What you are asked to do:
Assemble all lines in which the string "this" appears.

** begin Dataset entries **

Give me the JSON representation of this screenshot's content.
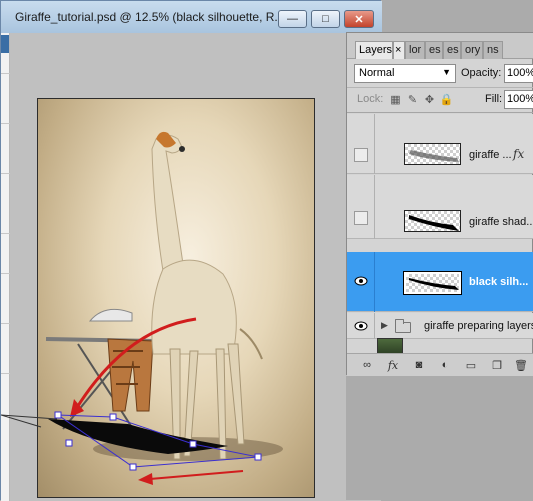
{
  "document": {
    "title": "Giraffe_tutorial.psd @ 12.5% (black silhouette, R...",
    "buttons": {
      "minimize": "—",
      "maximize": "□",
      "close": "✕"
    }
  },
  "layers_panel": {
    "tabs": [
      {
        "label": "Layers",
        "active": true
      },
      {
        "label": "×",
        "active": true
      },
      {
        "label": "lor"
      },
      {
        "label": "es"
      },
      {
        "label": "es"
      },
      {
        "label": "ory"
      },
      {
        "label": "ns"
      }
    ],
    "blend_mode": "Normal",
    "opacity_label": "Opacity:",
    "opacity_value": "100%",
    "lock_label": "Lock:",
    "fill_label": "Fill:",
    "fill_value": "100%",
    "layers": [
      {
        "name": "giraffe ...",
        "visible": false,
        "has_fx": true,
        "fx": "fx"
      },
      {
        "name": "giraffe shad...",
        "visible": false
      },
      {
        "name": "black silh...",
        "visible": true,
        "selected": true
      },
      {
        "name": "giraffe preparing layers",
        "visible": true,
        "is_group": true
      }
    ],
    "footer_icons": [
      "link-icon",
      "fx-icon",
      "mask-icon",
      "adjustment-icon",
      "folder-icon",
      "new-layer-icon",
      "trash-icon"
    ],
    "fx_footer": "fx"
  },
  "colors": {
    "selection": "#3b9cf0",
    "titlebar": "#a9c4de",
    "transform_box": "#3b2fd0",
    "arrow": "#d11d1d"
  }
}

** end Dataset entries **
** begin Dataset entries **

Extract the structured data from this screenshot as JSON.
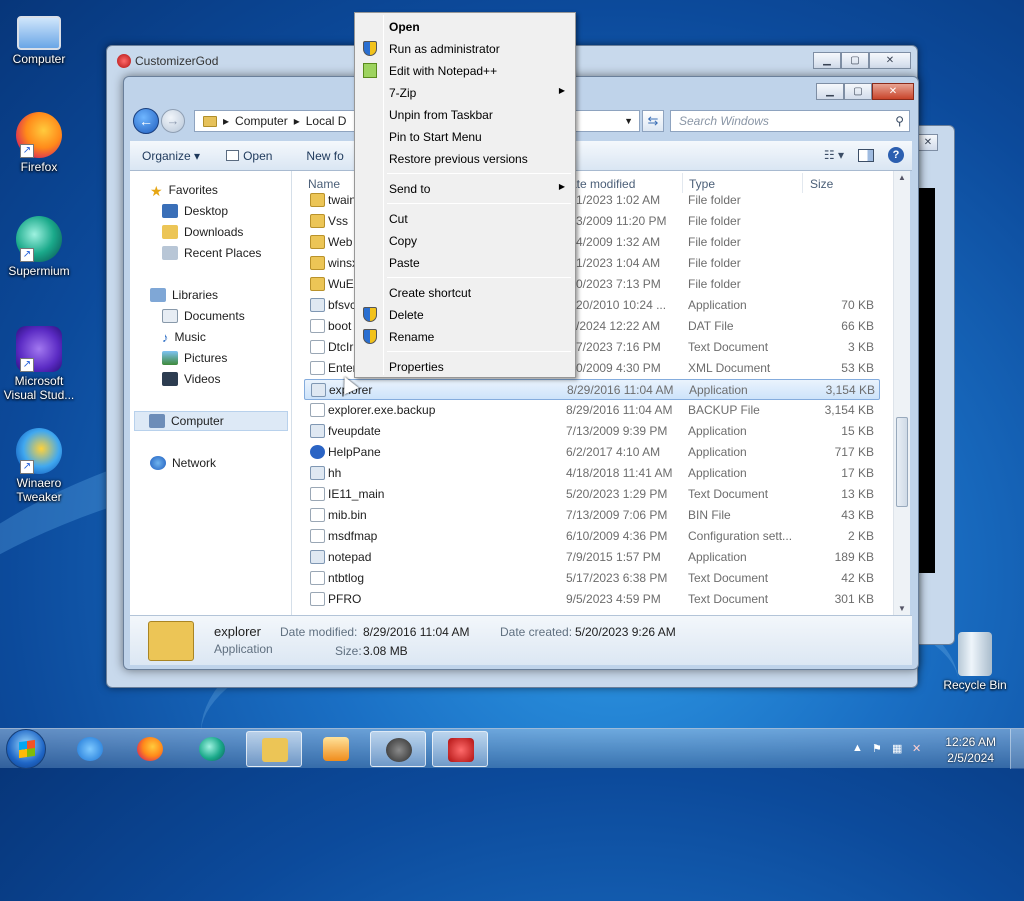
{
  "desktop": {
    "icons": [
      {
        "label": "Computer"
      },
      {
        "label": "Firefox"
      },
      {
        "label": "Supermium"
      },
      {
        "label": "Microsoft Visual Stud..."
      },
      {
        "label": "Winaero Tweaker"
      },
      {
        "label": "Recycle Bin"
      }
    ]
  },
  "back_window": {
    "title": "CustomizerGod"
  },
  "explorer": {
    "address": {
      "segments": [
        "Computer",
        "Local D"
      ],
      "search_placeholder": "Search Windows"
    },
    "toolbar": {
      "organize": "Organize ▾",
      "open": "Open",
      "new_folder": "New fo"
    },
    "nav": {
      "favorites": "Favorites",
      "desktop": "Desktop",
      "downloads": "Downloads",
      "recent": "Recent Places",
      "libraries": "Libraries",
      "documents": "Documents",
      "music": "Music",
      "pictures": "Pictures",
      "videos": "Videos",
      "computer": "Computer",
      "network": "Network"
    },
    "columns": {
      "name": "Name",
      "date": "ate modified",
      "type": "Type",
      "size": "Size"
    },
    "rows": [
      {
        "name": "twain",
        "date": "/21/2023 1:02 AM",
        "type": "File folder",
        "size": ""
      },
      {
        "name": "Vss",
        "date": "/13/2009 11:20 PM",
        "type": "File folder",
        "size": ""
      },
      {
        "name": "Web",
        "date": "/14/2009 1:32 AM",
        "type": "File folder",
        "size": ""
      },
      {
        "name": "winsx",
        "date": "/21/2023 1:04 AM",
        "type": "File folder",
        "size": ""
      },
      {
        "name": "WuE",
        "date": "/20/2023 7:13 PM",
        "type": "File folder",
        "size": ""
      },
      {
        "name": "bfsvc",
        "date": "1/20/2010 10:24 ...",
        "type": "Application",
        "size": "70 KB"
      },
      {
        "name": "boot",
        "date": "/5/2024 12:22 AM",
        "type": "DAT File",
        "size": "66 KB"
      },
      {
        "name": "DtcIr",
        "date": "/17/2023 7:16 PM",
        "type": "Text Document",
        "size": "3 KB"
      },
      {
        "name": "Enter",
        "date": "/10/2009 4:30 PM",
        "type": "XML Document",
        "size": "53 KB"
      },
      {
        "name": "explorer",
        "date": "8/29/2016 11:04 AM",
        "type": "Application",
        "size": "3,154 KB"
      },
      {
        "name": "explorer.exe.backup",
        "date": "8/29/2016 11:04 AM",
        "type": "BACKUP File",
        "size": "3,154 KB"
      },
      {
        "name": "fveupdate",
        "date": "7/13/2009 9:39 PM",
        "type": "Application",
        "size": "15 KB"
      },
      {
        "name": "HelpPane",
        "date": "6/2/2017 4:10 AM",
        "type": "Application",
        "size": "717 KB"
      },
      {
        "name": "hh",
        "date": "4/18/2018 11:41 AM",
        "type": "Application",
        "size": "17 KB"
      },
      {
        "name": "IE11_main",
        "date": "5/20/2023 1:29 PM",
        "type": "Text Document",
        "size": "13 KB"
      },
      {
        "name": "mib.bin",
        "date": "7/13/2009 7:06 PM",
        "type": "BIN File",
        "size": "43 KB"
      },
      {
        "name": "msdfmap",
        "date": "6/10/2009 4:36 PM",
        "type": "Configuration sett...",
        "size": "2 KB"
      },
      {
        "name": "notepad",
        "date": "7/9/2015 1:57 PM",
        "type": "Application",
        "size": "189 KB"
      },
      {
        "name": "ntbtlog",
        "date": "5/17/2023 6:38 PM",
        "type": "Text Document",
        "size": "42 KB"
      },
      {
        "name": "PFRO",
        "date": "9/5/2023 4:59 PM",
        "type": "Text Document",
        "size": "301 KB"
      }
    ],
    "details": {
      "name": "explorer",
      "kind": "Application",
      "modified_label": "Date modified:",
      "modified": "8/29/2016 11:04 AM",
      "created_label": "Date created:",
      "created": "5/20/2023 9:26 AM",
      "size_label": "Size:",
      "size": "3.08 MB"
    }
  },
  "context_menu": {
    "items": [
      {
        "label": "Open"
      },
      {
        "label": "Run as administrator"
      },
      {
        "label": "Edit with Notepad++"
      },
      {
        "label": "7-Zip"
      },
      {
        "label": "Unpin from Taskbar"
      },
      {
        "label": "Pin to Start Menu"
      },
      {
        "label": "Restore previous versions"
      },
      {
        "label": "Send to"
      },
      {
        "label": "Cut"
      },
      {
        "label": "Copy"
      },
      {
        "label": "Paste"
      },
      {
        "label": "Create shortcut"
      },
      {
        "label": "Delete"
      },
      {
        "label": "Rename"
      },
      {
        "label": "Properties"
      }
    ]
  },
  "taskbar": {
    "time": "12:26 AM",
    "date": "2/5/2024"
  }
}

** end Dataset entries **

Exercise solution:
Give me the JSON representation of this screenshot's content.
Extract the structured data from this screenshot as JSON.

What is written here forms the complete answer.